··· Data provided ···

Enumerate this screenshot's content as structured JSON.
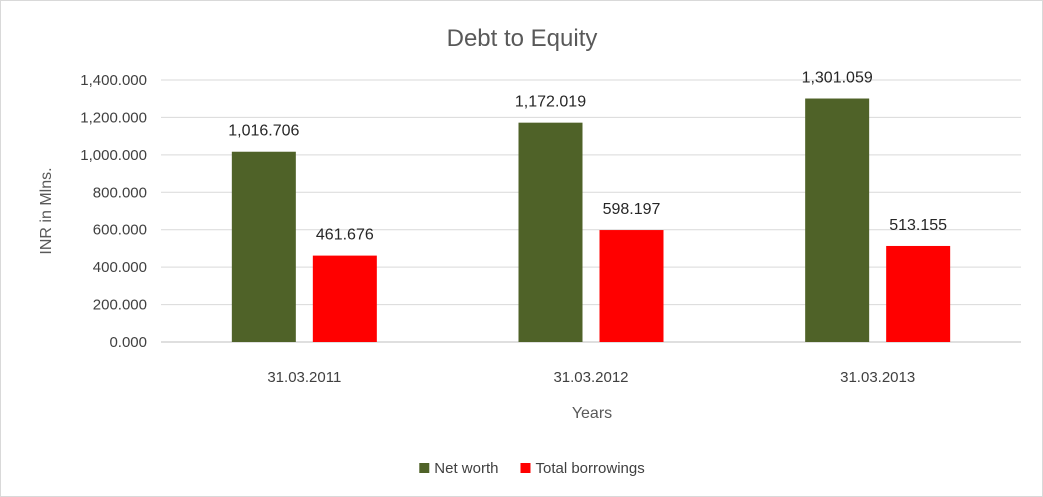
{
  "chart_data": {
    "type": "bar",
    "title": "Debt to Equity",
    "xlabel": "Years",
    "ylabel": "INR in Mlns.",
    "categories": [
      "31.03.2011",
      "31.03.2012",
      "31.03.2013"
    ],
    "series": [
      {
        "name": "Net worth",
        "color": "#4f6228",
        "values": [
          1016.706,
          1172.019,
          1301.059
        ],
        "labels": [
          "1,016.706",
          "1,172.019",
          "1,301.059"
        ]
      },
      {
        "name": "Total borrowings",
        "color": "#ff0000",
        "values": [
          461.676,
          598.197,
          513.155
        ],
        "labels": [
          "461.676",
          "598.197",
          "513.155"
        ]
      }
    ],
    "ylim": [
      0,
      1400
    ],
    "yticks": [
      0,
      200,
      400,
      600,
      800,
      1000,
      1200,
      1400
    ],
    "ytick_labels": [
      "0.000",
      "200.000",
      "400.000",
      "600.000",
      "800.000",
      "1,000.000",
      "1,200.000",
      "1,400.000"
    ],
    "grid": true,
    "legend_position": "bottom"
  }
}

···

» **Required task**:
Select every line in the material above where the string "name" occurs, and copy it.

» **Result of the exercise**:
        "name": "Net worth",
        "name": "Total borrowings",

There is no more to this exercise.